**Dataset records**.

== == ==

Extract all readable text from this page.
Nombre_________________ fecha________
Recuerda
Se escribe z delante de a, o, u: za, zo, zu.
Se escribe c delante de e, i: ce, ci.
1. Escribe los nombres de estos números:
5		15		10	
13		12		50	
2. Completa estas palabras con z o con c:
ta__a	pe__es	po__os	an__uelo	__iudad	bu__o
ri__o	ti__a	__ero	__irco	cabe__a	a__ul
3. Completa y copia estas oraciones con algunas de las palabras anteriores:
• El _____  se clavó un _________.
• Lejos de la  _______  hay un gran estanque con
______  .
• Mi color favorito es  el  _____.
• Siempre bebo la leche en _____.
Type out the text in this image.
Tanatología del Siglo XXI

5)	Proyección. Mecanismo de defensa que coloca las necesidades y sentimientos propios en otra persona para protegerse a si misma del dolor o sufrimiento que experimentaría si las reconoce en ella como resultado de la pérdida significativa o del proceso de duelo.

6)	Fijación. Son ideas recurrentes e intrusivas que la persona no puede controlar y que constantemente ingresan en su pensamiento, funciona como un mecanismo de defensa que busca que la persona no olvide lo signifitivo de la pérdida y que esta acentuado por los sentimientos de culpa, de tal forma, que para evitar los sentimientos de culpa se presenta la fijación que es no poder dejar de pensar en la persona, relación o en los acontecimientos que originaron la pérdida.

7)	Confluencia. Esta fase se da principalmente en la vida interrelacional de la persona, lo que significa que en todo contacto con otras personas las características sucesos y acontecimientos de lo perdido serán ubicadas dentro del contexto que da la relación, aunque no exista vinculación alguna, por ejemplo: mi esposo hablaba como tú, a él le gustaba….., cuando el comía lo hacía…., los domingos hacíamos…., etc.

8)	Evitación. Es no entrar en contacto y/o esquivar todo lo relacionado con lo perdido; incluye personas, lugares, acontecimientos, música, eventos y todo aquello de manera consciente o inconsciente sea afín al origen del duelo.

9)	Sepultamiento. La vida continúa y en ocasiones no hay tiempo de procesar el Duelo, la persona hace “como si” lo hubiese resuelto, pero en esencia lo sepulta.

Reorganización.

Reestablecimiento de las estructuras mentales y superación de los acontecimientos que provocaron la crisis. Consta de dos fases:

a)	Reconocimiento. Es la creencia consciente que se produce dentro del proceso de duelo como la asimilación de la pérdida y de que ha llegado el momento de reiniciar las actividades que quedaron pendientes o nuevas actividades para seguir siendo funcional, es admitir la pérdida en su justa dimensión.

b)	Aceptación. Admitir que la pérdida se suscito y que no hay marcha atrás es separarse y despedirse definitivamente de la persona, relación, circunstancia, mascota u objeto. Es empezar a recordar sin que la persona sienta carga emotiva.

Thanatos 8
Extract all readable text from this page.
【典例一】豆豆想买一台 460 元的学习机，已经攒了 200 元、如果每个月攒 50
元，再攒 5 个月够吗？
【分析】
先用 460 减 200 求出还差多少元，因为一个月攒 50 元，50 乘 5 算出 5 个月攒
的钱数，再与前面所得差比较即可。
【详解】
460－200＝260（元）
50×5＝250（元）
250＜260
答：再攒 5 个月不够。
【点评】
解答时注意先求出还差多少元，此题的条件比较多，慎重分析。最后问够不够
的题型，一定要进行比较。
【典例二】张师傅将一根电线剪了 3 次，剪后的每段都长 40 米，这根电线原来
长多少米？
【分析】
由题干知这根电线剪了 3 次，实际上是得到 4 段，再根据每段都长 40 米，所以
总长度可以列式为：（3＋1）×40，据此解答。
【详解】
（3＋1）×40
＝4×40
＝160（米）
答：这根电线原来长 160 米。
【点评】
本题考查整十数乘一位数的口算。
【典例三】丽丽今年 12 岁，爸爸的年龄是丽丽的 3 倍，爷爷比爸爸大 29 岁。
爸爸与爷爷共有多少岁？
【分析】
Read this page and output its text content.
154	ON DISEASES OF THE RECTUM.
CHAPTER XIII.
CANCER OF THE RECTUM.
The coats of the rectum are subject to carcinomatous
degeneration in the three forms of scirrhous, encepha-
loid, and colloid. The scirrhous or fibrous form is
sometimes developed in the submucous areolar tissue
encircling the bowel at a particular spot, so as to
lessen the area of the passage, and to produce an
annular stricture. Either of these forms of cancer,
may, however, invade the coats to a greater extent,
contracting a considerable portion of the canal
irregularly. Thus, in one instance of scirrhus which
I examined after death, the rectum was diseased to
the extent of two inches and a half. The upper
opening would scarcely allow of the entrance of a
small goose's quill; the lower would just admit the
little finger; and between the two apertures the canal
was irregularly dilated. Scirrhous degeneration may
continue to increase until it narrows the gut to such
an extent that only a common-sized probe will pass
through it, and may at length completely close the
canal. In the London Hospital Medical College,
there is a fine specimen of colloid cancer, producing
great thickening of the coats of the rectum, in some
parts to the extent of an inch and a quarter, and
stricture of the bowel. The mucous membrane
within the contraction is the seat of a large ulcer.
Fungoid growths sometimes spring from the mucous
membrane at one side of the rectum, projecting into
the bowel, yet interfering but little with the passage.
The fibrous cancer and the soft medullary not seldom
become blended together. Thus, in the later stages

== == ==

**Your instructions**. All of the entries must be quoted exactly; please include each one.

**Task output**.
Extract all readable text from this page.
Nombre_________________ fecha________
Recuerda
Se escribe z delante de a, o, u: za, zo, zu.
Se escribe c delante de e, i: ce, ci.
1. Escribe los nombres de estos números:
5		15		10	
13		12		50	
2. Completa estas palabras con z o con c:
ta__a	pe__es	po__os	an__uelo	__iudad	bu__o
ri__o	ti__a	__ero	__irco	cabe__a	a__ul
3. Completa y copia estas oraciones con algunas de las palabras anteriores:
• El _____  se clavó un _________.
• Lejos de la  _______  hay un gran estanque con
______  .
• Mi color favorito es  el  _____.
• Siempre bebo la leche en _____.
Type out the text in this image.
Tanatología del Siglo XXI

5)	Proyección. Mecanismo de defensa que coloca las necesidades y sentimientos propios en otra persona para protegerse a si misma del dolor o sufrimiento que experimentaría si las reconoce en ella como resultado de la pérdida significativa o del proceso de duelo.

6)	Fijación. Son ideas recurrentes e intrusivas que la persona no puede controlar y que constantemente ingresan en su pensamiento, funciona como un mecanismo de defensa que busca que la persona no olvide lo signifitivo de la pérdida y que esta acentuado por los sentimientos de culpa, de tal forma, que para evitar los sentimientos de culpa se presenta la fijación que es no poder dejar de pensar en la persona, relación o en los acontecimientos que originaron la pérdida.

7)	Confluencia. Esta fase se da principalmente en la vida interrelacional de la persona, lo que significa que en todo contacto con otras personas las características sucesos y acontecimientos de lo perdido serán ubicadas dentro del contexto que da la relación, aunque no exista vinculación alguna, por ejemplo: mi esposo hablaba como tú, a él le gustaba….., cuando el comía lo hacía…., los domingos hacíamos…., etc.

8)	Evitación. Es no entrar en contacto y/o esquivar todo lo relacionado con lo perdido; incluye personas, lugares, acontecimientos, música, eventos y todo aquello de manera consciente o inconsciente sea afín al origen del duelo.

9)	Sepultamiento. La vida continúa y en ocasiones no hay tiempo de procesar el Duelo, la persona hace “como si” lo hubiese resuelto, pero en esencia lo sepulta.

Reorganización.

Reestablecimiento de las estructuras mentales y superación de los acontecimientos que provocaron la crisis. Consta de dos fases:

a)	Reconocimiento. Es la creencia consciente que se produce dentro del proceso de duelo como la asimilación de la pérdida y de que ha llegado el momento de reiniciar las actividades que quedaron pendientes o nuevas actividades para seguir siendo funcional, es admitir la pérdida en su justa dimensión.

b)	Aceptación. Admitir que la pérdida se suscito y que no hay marcha atrás es separarse y despedirse definitivamente de la persona, relación, circunstancia, mascota u objeto. Es empezar a recordar sin que la persona sienta carga emotiva.

Thanatos 8
Extract all readable text from this page.
【典例一】豆豆想买一台 460 元的学习机，已经攒了 200 元、如果每个月攒 50
元，再攒 5 个月够吗？
【分析】
先用 460 减 200 求出还差多少元，因为一个月攒 50 元，50 乘 5 算出 5 个月攒
的钱数，再与前面所得差比较即可。
【详解】
460－200＝260（元）
50×5＝250（元）
250＜260
答：再攒 5 个月不够。
【点评】
解答时注意先求出还差多少元，此题的条件比较多，慎重分析。最后问够不够
的题型，一定要进行比较。
【典例二】张师傅将一根电线剪了 3 次，剪后的每段都长 40 米，这根电线原来
长多少米？
【分析】
由题干知这根电线剪了 3 次，实际上是得到 4 段，再根据每段都长 40 米，所以
总长度可以列式为：（3＋1）×40，据此解答。
【详解】
（3＋1）×40
＝4×40
＝160（米）
答：这根电线原来长 160 米。
【点评】
本题考查整十数乘一位数的口算。
【典例三】丽丽今年 12 岁，爸爸的年龄是丽丽的 3 倍，爷爷比爸爸大 29 岁。
爸爸与爷爷共有多少岁？
【分析】
Read this page and output its text content.
154	ON DISEASES OF THE RECTUM.
CHAPTER XIII.
CANCER OF THE RECTUM.
The coats of the rectum are subject to carcinomatous
degeneration in the three forms of scirrhous, encepha-
loid, and colloid. The scirrhous or fibrous form is
sometimes developed in the submucous areolar tissue
encircling the bowel at a particular spot, so as to
lessen the area of the passage, and to produce an
annular stricture. Either of these forms of cancer,
may, however, invade the coats to a greater extent,
contracting a considerable portion of the canal
irregularly. Thus, in one instance of scirrhus which
I examined after death, the rectum was diseased to
the extent of two inches and a half. The upper
opening would scarcely allow of the entrance of a
small goose's quill; the lower would just admit the
little finger; and between the two apertures the canal
was irregularly dilated. Scirrhous degeneration may
continue to increase until it narrows the gut to such
an extent that only a common-sized probe will pass
through it, and may at length completely close the
canal. In the London Hospital Medical College,
there is a fine specimen of colloid cancer, producing
great thickening of the coats of the rectum, in some
parts to the extent of an inch and a quarter, and
stricture of the bowel. The mucous membrane
within the contraction is the seat of a large ulcer.
Fungoid growths sometimes spring from the mucous
membrane at one side of the rectum, projecting into
the bowel, yet interfering but little with the passage.
The fibrous cancer and the soft medullary not seldom
become blended together. Thus, in the later stages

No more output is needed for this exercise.